> DIRECTION: Below are some records; return each one exactly.

## BEGIN

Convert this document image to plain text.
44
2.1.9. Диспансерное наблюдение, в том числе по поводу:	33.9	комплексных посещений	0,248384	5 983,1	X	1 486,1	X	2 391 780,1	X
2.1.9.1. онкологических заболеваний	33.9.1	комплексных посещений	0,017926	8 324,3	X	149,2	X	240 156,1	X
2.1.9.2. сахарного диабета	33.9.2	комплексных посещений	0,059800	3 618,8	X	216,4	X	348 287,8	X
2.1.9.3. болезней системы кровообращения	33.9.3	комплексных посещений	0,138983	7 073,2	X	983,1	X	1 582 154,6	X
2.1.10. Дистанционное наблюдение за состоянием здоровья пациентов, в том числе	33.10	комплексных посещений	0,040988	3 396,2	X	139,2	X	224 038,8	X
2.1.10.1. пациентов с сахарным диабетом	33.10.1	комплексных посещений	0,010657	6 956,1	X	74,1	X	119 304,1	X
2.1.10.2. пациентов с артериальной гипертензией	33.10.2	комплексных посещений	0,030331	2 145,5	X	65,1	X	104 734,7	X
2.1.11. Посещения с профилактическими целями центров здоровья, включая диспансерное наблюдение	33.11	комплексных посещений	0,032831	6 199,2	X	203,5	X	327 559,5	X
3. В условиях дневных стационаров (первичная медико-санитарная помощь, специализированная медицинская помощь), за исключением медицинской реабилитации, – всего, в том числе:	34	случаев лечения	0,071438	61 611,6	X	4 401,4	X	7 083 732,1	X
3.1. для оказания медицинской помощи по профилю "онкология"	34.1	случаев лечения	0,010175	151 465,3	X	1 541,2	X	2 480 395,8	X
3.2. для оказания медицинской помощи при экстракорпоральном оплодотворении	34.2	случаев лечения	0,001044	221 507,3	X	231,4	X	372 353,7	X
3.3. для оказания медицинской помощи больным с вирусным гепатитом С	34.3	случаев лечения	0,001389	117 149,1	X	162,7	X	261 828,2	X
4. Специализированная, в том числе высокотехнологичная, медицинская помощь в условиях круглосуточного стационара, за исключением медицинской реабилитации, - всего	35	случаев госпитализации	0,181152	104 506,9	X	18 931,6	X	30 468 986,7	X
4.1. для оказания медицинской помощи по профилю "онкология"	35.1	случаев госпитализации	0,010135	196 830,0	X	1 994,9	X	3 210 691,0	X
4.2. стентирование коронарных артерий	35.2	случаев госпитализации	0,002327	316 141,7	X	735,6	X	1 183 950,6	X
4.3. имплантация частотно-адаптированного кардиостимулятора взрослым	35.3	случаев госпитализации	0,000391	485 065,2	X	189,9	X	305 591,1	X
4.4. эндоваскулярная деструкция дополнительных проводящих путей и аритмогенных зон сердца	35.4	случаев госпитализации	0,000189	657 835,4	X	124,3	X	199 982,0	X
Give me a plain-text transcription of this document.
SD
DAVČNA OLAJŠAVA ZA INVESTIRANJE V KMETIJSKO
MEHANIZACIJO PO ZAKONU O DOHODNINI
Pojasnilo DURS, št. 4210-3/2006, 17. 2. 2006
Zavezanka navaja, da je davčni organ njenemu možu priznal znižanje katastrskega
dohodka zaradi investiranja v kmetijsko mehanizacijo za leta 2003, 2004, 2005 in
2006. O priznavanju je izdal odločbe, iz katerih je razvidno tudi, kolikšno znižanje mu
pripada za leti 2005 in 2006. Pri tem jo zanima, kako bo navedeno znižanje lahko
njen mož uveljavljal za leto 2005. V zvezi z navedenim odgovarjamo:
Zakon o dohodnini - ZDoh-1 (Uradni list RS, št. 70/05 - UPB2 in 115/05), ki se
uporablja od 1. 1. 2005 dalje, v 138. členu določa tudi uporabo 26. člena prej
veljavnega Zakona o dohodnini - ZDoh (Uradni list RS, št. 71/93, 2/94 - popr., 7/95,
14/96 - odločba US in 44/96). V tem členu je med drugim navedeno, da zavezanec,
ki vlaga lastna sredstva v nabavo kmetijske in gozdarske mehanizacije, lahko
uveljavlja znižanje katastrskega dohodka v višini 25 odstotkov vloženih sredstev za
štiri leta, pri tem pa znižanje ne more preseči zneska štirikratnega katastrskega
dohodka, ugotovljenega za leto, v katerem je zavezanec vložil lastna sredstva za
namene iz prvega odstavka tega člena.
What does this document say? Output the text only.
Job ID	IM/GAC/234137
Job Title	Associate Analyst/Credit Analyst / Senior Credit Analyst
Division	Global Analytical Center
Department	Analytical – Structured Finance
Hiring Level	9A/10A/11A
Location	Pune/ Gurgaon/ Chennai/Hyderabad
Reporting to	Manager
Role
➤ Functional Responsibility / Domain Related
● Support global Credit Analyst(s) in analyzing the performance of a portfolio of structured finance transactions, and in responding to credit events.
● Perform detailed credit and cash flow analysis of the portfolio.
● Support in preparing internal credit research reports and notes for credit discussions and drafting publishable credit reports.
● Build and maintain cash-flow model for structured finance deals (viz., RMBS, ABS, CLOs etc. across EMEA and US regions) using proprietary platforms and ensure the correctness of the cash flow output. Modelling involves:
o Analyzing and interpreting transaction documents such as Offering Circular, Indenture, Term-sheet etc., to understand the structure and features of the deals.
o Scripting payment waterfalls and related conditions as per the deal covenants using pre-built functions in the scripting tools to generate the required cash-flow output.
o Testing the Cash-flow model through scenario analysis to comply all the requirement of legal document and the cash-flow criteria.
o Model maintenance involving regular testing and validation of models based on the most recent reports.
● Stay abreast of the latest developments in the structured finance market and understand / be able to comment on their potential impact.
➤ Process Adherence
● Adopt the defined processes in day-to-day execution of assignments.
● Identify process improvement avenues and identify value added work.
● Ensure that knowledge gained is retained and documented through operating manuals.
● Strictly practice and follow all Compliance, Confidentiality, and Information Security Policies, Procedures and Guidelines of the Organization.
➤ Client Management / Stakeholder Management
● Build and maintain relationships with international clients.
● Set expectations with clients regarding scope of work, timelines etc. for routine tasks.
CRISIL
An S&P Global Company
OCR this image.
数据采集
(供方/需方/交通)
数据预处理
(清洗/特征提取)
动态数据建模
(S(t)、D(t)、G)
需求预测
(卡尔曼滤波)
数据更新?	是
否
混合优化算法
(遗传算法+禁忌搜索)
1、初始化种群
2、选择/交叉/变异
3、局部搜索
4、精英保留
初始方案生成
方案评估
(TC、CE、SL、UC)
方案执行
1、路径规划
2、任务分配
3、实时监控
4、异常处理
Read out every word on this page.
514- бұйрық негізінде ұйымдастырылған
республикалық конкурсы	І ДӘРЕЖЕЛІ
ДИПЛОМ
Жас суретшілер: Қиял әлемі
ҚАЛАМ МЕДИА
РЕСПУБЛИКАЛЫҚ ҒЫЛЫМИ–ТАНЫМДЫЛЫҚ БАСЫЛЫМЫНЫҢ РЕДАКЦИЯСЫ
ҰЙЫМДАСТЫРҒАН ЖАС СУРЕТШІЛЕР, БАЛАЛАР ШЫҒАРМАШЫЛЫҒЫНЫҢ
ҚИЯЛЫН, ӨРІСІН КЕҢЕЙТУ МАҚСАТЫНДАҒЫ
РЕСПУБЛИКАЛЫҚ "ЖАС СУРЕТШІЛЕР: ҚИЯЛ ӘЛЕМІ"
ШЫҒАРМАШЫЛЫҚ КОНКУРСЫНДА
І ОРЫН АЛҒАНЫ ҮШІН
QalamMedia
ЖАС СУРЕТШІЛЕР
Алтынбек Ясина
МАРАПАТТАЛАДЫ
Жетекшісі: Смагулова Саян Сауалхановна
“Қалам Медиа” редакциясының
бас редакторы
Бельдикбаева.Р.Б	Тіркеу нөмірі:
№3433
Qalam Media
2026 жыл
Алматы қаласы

## END

> FINAL ANSWER:
Convert this document image to plain text.
44
2.1.9. Диспансерное наблюдение, в том числе по поводу:	33.9	комплексных посещений	0,248384	5 983,1	X	1 486,1	X	2 391 780,1	X
2.1.9.1. онкологических заболеваний	33.9.1	комплексных посещений	0,017926	8 324,3	X	149,2	X	240 156,1	X
2.1.9.2. сахарного диабета	33.9.2	комплексных посещений	0,059800	3 618,8	X	216,4	X	348 287,8	X
2.1.9.3. болезней системы кровообращения	33.9.3	комплексных посещений	0,138983	7 073,2	X	983,1	X	1 582 154,6	X
2.1.10. Дистанционное наблюдение за состоянием здоровья пациентов, в том числе	33.10	комплексных посещений	0,040988	3 396,2	X	139,2	X	224 038,8	X
2.1.10.1. пациентов с сахарным диабетом	33.10.1	комплексных посещений	0,010657	6 956,1	X	74,1	X	119 304,1	X
2.1.10.2. пациентов с артериальной гипертензией	33.10.2	комплексных посещений	0,030331	2 145,5	X	65,1	X	104 734,7	X
2.1.11. Посещения с профилактическими целями центров здоровья, включая диспансерное наблюдение	33.11	комплексных посещений	0,032831	6 199,2	X	203,5	X	327 559,5	X
3. В условиях дневных стационаров (первичная медико-санитарная помощь, специализированная медицинская помощь), за исключением медицинской реабилитации, – всего, в том числе:	34	случаев лечения	0,071438	61 611,6	X	4 401,4	X	7 083 732,1	X
3.1. для оказания медицинской помощи по профилю "онкология"	34.1	случаев лечения	0,010175	151 465,3	X	1 541,2	X	2 480 395,8	X
3.2. для оказания медицинской помощи при экстракорпоральном оплодотворении	34.2	случаев лечения	0,001044	221 507,3	X	231,4	X	372 353,7	X
3.3. для оказания медицинской помощи больным с вирусным гепатитом С	34.3	случаев лечения	0,001389	117 149,1	X	162,7	X	261 828,2	X
4. Специализированная, в том числе высокотехнологичная, медицинская помощь в условиях круглосуточного стационара, за исключением медицинской реабилитации, - всего	35	случаев госпитализации	0,181152	104 506,9	X	18 931,6	X	30 468 986,7	X
4.1. для оказания медицинской помощи по профилю "онкология"	35.1	случаев госпитализации	0,010135	196 830,0	X	1 994,9	X	3 210 691,0	X
4.2. стентирование коронарных артерий	35.2	случаев госпитализации	0,002327	316 141,7	X	735,6	X	1 183 950,6	X
4.3. имплантация частотно-адаптированного кардиостимулятора взрослым	35.3	случаев госпитализации	0,000391	485 065,2	X	189,9	X	305 591,1	X
4.4. эндоваскулярная деструкция дополнительных проводящих путей и аритмогенных зон сердца	35.4	случаев госпитализации	0,000189	657 835,4	X	124,3	X	199 982,0	X
Give me a plain-text transcription of this document.
SD
DAVČNA OLAJŠAVA ZA INVESTIRANJE V KMETIJSKO
MEHANIZACIJO PO ZAKONU O DOHODNINI
Pojasnilo DURS, št. 4210-3/2006, 17. 2. 2006
Zavezanka navaja, da je davčni organ njenemu možu priznal znižanje katastrskega
dohodka zaradi investiranja v kmetijsko mehanizacijo za leta 2003, 2004, 2005 in
2006. O priznavanju je izdal odločbe, iz katerih je razvidno tudi, kolikšno znižanje mu
pripada za leti 2005 in 2006. Pri tem jo zanima, kako bo navedeno znižanje lahko
njen mož uveljavljal za leto 2005. V zvezi z navedenim odgovarjamo:
Zakon o dohodnini - ZDoh-1 (Uradni list RS, št. 70/05 - UPB2 in 115/05), ki se
uporablja od 1. 1. 2005 dalje, v 138. členu določa tudi uporabo 26. člena prej
veljavnega Zakona o dohodnini - ZDoh (Uradni list RS, št. 71/93, 2/94 - popr., 7/95,
14/96 - odločba US in 44/96). V tem členu je med drugim navedeno, da zavezanec,
ki vlaga lastna sredstva v nabavo kmetijske in gozdarske mehanizacije, lahko
uveljavlja znižanje katastrskega dohodka v višini 25 odstotkov vloženih sredstev za
štiri leta, pri tem pa znižanje ne more preseči zneska štirikratnega katastrskega
dohodka, ugotovljenega za leto, v katerem je zavezanec vložil lastna sredstva za
namene iz prvega odstavka tega člena.
What does this document say? Output the text only.
Job ID	IM/GAC/234137
Job Title	Associate Analyst/Credit Analyst / Senior Credit Analyst
Division	Global Analytical Center
Department	Analytical – Structured Finance
Hiring Level	9A/10A/11A
Location	Pune/ Gurgaon/ Chennai/Hyderabad
Reporting to	Manager
Role
➤ Functional Responsibility / Domain Related
● Support global Credit Analyst(s) in analyzing the performance of a portfolio of structured finance transactions, and in responding to credit events.
● Perform detailed credit and cash flow analysis of the portfolio.
● Support in preparing internal credit research reports and notes for credit discussions and drafting publishable credit reports.
● Build and maintain cash-flow model for structured finance deals (viz., RMBS, ABS, CLOs etc. across EMEA and US regions) using proprietary platforms and ensure the correctness of the cash flow output. Modelling involves:
o Analyzing and interpreting transaction documents such as Offering Circular, Indenture, Term-sheet etc., to understand the structure and features of the deals.
o Scripting payment waterfalls and related conditions as per the deal covenants using pre-built functions in the scripting tools to generate the required cash-flow output.
o Testing the Cash-flow model through scenario analysis to comply all the requirement of legal document and the cash-flow criteria.
o Model maintenance involving regular testing and validation of models based on the most recent reports.
● Stay abreast of the latest developments in the structured finance market and understand / be able to comment on their potential impact.
➤ Process Adherence
● Adopt the defined processes in day-to-day execution of assignments.
● Identify process improvement avenues and identify value added work.
● Ensure that knowledge gained is retained and documented through operating manuals.
● Strictly practice and follow all Compliance, Confidentiality, and Information Security Policies, Procedures and Guidelines of the Organization.
➤ Client Management / Stakeholder Management
● Build and maintain relationships with international clients.
● Set expectations with clients regarding scope of work, timelines etc. for routine tasks.
CRISIL
An S&P Global Company
OCR this image.
数据采集
(供方/需方/交通)
数据预处理
(清洗/特征提取)
动态数据建模
(S(t)、D(t)、G)
需求预测
(卡尔曼滤波)
数据更新?	是
否
混合优化算法
(遗传算法+禁忌搜索)
1、初始化种群
2、选择/交叉/变异
3、局部搜索
4、精英保留
初始方案生成
方案评估
(TC、CE、SL、UC)
方案执行
1、路径规划
2、任务分配
3、实时监控
4、异常处理
Read out every word on this page.
514- бұйрық негізінде ұйымдастырылған
республикалық конкурсы	І ДӘРЕЖЕЛІ
ДИПЛОМ
Жас суретшілер: Қиял әлемі
ҚАЛАМ МЕДИА
РЕСПУБЛИКАЛЫҚ ҒЫЛЫМИ–ТАНЫМДЫЛЫҚ БАСЫЛЫМЫНЫҢ РЕДАКЦИЯСЫ
ҰЙЫМДАСТЫРҒАН ЖАС СУРЕТШІЛЕР, БАЛАЛАР ШЫҒАРМАШЫЛЫҒЫНЫҢ
ҚИЯЛЫН, ӨРІСІН КЕҢЕЙТУ МАҚСАТЫНДАҒЫ
РЕСПУБЛИКАЛЫҚ "ЖАС СУРЕТШІЛЕР: ҚИЯЛ ӘЛЕМІ"
ШЫҒАРМАШЫЛЫҚ КОНКУРСЫНДА
І ОРЫН АЛҒАНЫ ҮШІН
QalamMedia
ЖАС СУРЕТШІЛЕР
Алтынбек Ясина
МАРАПАТТАЛАДЫ
Жетекшісі: Смагулова Саян Сауалхановна
“Қалам Медиа” редакциясының
бас редакторы
Бельдикбаева.Р.Б	Тіркеу нөмірі:
№3433
Qalam Media
2026 жыл
Алматы қаласы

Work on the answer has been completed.